[Layout region records]
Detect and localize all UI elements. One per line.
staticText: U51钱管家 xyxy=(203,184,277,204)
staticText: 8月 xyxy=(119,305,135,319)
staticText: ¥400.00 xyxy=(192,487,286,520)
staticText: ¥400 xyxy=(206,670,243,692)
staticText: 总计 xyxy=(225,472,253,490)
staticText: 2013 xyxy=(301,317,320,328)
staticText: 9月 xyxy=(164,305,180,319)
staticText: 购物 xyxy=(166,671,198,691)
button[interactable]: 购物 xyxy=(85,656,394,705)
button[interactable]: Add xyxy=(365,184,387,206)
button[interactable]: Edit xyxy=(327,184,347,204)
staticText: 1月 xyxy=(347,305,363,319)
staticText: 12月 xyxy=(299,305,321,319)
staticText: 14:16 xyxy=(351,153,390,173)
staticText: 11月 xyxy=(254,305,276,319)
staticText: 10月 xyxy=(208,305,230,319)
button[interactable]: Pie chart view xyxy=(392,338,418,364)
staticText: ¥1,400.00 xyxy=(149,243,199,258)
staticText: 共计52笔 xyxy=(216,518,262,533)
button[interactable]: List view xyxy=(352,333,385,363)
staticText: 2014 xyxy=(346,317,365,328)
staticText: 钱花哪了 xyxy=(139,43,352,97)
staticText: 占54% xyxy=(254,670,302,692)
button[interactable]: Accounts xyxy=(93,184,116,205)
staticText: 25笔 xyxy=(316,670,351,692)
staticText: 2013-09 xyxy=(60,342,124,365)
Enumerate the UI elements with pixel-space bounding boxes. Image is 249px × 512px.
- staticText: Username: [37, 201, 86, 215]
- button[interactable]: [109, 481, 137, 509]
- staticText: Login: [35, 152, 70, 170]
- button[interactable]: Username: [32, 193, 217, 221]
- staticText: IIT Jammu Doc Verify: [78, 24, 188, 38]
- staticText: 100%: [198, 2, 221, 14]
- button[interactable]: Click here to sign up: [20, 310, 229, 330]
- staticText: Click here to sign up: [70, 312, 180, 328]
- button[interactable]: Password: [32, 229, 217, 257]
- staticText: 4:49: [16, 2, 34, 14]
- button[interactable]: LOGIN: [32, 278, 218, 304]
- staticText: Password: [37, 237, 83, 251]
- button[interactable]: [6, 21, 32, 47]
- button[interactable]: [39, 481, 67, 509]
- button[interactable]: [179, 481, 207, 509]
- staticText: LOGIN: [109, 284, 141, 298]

Set problem
Please substitute "User ID" for every "Username" in the material above, and give all of its lines again with nothing else changed.

Correct output
Detect and localize all UI elements. One per line.
staticText: U51钱管家 xyxy=(203,184,277,204)
staticText: 8月 xyxy=(119,305,135,319)
staticText: ¥400.00 xyxy=(192,487,286,520)
staticText: ¥400 xyxy=(206,670,243,692)
staticText: 总计 xyxy=(225,472,253,490)
staticText: 2013 xyxy=(301,317,320,328)
staticText: 9月 xyxy=(164,305,180,319)
staticText: 购物 xyxy=(166,671,198,691)
button[interactable]: 购物 xyxy=(85,656,394,705)
button[interactable]: Add xyxy=(365,184,387,206)
button[interactable]: Edit xyxy=(327,184,347,204)
staticText: 1月 xyxy=(347,305,363,319)
staticText: 12月 xyxy=(299,305,321,319)
staticText: 14:16 xyxy=(351,153,390,173)
staticText: 11月 xyxy=(254,305,276,319)
staticText: 10月 xyxy=(208,305,230,319)
button[interactable]: Pie chart view xyxy=(392,338,418,364)
staticText: ¥1,400.00 xyxy=(149,243,199,258)
staticText: 共计52笔 xyxy=(216,518,262,533)
button[interactable]: List view xyxy=(352,333,385,363)
staticText: 2014 xyxy=(346,317,365,328)
staticText: 钱花哪了 xyxy=(139,43,352,97)
staticText: 占54% xyxy=(254,670,302,692)
button[interactable]: Accounts xyxy=(93,184,116,205)
staticText: 25笔 xyxy=(316,670,351,692)
staticText: 2013-09 xyxy=(60,342,124,365)
Enumerate the UI elements with pixel-space bounding boxes. Image is 249px × 512px.
- staticText: User ID: [37, 201, 86, 215]
- button[interactable]: [109, 481, 137, 509]
- staticText: Login: [35, 152, 70, 170]
- button[interactable]: User ID: [32, 193, 217, 221]
- staticText: IIT Jammu Doc Verify: [78, 24, 188, 38]
- staticText: 100%: [198, 2, 221, 14]
- button[interactable]: Click here to sign up: [20, 310, 229, 330]
- staticText: Click here to sign up: [70, 312, 180, 328]
- button[interactable]: Password: [32, 229, 217, 257]
- staticText: 4:49: [16, 2, 34, 14]
- button[interactable]: LOGIN: [32, 278, 218, 304]
- staticText: Password: [37, 237, 83, 251]
- button[interactable]: [6, 21, 32, 47]
- button[interactable]: [39, 481, 67, 509]
- button[interactable]: [179, 481, 207, 509]
- staticText: LOGIN: [109, 284, 141, 298]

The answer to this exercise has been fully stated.